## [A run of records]
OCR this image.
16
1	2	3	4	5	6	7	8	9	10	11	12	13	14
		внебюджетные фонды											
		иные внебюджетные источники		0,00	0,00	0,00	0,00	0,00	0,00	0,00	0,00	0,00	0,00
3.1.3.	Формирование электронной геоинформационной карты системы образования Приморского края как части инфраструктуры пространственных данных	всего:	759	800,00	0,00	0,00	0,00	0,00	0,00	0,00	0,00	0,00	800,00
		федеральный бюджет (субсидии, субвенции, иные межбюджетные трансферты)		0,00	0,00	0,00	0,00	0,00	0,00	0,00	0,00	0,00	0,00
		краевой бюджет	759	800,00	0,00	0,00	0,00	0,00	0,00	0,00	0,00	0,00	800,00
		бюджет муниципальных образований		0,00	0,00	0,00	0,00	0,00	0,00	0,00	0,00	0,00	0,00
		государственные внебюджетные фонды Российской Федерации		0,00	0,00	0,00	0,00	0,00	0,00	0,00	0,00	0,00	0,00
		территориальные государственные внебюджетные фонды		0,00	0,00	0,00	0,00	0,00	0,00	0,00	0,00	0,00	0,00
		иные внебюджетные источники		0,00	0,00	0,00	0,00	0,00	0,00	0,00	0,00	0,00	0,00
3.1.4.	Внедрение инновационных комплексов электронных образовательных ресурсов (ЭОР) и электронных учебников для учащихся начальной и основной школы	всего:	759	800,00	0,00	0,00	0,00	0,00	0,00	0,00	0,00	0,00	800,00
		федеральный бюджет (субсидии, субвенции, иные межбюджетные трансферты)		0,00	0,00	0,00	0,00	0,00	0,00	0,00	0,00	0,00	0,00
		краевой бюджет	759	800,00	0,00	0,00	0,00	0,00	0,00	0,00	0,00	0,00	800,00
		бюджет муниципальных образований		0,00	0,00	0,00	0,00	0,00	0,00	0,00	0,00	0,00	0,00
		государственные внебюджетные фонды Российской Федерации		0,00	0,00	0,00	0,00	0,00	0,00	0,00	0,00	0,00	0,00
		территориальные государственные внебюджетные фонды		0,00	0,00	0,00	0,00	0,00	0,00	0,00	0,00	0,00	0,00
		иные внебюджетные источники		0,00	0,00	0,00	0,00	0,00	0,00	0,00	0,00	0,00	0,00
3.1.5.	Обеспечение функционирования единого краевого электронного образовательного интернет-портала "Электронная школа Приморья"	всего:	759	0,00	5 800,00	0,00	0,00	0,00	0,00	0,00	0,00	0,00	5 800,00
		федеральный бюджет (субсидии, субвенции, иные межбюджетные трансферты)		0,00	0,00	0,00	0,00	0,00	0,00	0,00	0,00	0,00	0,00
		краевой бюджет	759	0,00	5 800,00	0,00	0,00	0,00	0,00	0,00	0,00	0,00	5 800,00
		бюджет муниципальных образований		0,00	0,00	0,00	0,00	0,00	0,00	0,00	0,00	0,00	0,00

## [What is expected]
Extract every line above exactly as it stands.

## [Result]
OCR this image.
16
1	2	3	4	5	6	7	8	9	10	11	12	13	14
		внебюджетные фонды											
		иные внебюджетные источники		0,00	0,00	0,00	0,00	0,00	0,00	0,00	0,00	0,00	0,00
3.1.3.	Формирование электронной геоинформационной карты системы образования Приморского края как части инфраструктуры пространственных данных	всего:	759	800,00	0,00	0,00	0,00	0,00	0,00	0,00	0,00	0,00	800,00
		федеральный бюджет (субсидии, субвенции, иные межбюджетные трансферты)		0,00	0,00	0,00	0,00	0,00	0,00	0,00	0,00	0,00	0,00
		краевой бюджет	759	800,00	0,00	0,00	0,00	0,00	0,00	0,00	0,00	0,00	800,00
		бюджет муниципальных образований		0,00	0,00	0,00	0,00	0,00	0,00	0,00	0,00	0,00	0,00
		государственные внебюджетные фонды Российской Федерации		0,00	0,00	0,00	0,00	0,00	0,00	0,00	0,00	0,00	0,00
		территориальные государственные внебюджетные фонды		0,00	0,00	0,00	0,00	0,00	0,00	0,00	0,00	0,00	0,00
		иные внебюджетные источники		0,00	0,00	0,00	0,00	0,00	0,00	0,00	0,00	0,00	0,00
3.1.4.	Внедрение инновационных комплексов электронных образовательных ресурсов (ЭОР) и электронных учебников для учащихся начальной и основной школы	всего:	759	800,00	0,00	0,00	0,00	0,00	0,00	0,00	0,00	0,00	800,00
		федеральный бюджет (субсидии, субвенции, иные межбюджетные трансферты)		0,00	0,00	0,00	0,00	0,00	0,00	0,00	0,00	0,00	0,00
		краевой бюджет	759	800,00	0,00	0,00	0,00	0,00	0,00	0,00	0,00	0,00	800,00
		бюджет муниципальных образований		0,00	0,00	0,00	0,00	0,00	0,00	0,00	0,00	0,00	0,00
		государственные внебюджетные фонды Российской Федерации		0,00	0,00	0,00	0,00	0,00	0,00	0,00	0,00	0,00	0,00
		территориальные государственные внебюджетные фонды		0,00	0,00	0,00	0,00	0,00	0,00	0,00	0,00	0,00	0,00
		иные внебюджетные источники		0,00	0,00	0,00	0,00	0,00	0,00	0,00	0,00	0,00	0,00
3.1.5.	Обеспечение функционирования единого краевого электронного образовательного интернет-портала "Электронная школа Приморья"	всего:	759	0,00	5 800,00	0,00	0,00	0,00	0,00	0,00	0,00	0,00	5 800,00
		федеральный бюджет (субсидии, субвенции, иные межбюджетные трансферты)		0,00	0,00	0,00	0,00	0,00	0,00	0,00	0,00	0,00	0,00
		краевой бюджет	759	0,00	5 800,00	0,00	0,00	0,00	0,00	0,00	0,00	0,00	5 800,00
		бюджет муниципальных образований		0,00	0,00	0,00	0,00	0,00	0,00	0,00	0,00	0,00	0,00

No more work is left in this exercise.